### Problem details
Look at the entries below and reproduce them exactly.

## START

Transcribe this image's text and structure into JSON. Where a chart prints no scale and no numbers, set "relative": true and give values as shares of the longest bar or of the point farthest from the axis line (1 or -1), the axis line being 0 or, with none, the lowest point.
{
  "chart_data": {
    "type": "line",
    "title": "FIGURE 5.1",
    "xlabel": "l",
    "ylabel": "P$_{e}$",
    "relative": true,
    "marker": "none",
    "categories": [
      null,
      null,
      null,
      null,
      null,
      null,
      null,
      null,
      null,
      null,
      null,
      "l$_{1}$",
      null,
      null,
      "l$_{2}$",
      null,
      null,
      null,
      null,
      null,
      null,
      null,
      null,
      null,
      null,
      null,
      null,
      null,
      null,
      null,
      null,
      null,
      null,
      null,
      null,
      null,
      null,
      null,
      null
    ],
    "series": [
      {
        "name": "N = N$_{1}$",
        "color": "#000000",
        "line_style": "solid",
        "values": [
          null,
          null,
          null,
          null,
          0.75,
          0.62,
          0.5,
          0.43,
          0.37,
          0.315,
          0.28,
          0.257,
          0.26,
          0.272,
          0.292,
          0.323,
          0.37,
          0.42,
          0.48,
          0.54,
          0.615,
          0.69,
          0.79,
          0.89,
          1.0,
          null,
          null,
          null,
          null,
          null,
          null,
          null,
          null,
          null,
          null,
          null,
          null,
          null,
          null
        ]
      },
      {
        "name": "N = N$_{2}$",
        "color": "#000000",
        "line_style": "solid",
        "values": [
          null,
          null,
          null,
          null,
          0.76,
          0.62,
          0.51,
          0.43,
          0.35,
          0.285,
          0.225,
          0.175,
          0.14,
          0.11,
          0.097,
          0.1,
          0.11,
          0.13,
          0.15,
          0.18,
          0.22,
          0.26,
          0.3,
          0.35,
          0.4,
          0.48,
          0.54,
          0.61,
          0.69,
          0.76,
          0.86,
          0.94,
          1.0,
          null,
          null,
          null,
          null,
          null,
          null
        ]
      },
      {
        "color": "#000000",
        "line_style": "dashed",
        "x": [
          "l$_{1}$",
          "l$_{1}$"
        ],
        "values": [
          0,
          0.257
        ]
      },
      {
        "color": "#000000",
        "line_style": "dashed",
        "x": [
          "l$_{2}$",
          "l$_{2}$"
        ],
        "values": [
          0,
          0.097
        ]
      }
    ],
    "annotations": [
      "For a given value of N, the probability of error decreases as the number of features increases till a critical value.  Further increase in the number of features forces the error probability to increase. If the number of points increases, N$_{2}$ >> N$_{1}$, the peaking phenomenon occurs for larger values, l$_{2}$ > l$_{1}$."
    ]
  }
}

## END

### Result of the exercise
Transcribe this image's text and structure into JSON. Where a chart prints no scale and no numbers, set "relative": true and give values as shares of the longest bar or of the point farthest from the axis line (1 or -1), the axis line being 0 or, with none, the lowest point.
{
  "chart_data": {
    "type": "line",
    "title": "FIGURE 5.1",
    "xlabel": "l",
    "ylabel": "P$_{e}$",
    "relative": true,
    "marker": "none",
    "categories": [
      null,
      null,
      null,
      null,
      null,
      null,
      null,
      null,
      null,
      null,
      null,
      "l$_{1}$",
      null,
      null,
      "l$_{2}$",
      null,
      null,
      null,
      null,
      null,
      null,
      null,
      null,
      null,
      null,
      null,
      null,
      null,
      null,
      null,
      null,
      null,
      null,
      null,
      null,
      null,
      null,
      null,
      null
    ],
    "series": [
      {
        "name": "N = N$_{1}$",
        "color": "#000000",
        "line_style": "solid",
        "values": [
          null,
          null,
          null,
          null,
          0.75,
          0.62,
          0.5,
          0.43,
          0.37,
          0.315,
          0.28,
          0.257,
          0.26,
          0.272,
          0.292,
          0.323,
          0.37,
          0.42,
          0.48,
          0.54,
          0.615,
          0.69,
          0.79,
          0.89,
          1.0,
          null,
          null,
          null,
          null,
          null,
          null,
          null,
          null,
          null,
          null,
          null,
          null,
          null,
          null
        ]
      },
      {
        "name": "N = N$_{2}$",
        "color": "#000000",
        "line_style": "solid",
        "values": [
          null,
          null,
          null,
          null,
          0.76,
          0.62,
          0.51,
          0.43,
          0.35,
          0.285,
          0.225,
          0.175,
          0.14,
          0.11,
          0.097,
          0.1,
          0.11,
          0.13,
          0.15,
          0.18,
          0.22,
          0.26,
          0.3,
          0.35,
          0.4,
          0.48,
          0.54,
          0.61,
          0.69,
          0.76,
          0.86,
          0.94,
          1.0,
          null,
          null,
          null,
          null,
          null,
          null
        ]
      },
      {
        "color": "#000000",
        "line_style": "dashed",
        "x": [
          "l$_{1}$",
          "l$_{1}$"
        ],
        "values": [
          0,
          0.257
        ]
      },
      {
        "color": "#000000",
        "line_style": "dashed",
        "x": [
          "l$_{2}$",
          "l$_{2}$"
        ],
        "values": [
          0,
          0.097
        ]
      }
    ],
    "annotations": [
      "For a given value of N, the probability of error decreases as the number of features increases till a critical value.  Further increase in the number of features forces the error probability to increase. If the number of points increases, N$_{2}$ >> N$_{1}$, the peaking phenomenon occurs for larger values, l$_{2}$ > l$_{1}$."
    ]
  }
}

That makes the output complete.